- Problem statement:
What follows is a listing to be transcribed exactly.

- Provided data:

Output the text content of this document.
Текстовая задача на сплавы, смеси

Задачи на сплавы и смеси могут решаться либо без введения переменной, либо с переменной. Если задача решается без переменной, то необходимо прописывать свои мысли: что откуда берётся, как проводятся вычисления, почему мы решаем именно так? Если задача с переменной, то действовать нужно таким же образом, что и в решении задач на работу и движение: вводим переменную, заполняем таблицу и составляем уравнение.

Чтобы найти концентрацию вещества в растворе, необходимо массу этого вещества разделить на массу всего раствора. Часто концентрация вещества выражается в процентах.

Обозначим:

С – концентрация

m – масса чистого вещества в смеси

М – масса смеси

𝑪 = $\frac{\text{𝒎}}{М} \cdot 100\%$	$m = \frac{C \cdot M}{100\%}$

- Written solution:
Output the text content of this document.
Текстовая задача на сплавы, смеси

Задачи на сплавы и смеси могут решаться либо без введения переменной, либо с переменной. Если задача решается без переменной, то необходимо прописывать свои мысли: что откуда берётся, как проводятся вычисления, почему мы решаем именно так? Если задача с переменной, то действовать нужно таким же образом, что и в решении задач на работу и движение: вводим переменную, заполняем таблицу и составляем уравнение.

Чтобы найти концентрацию вещества в растворе, необходимо массу этого вещества разделить на массу всего раствора. Часто концентрация вещества выражается в процентах.

Обозначим:

С – концентрация

m – масса чистого вещества в смеси

М – масса смеси

𝑪 = $\frac{\text{𝒎}}{М} \cdot 100\%$	$m = \frac{C \cdot M}{100\%}$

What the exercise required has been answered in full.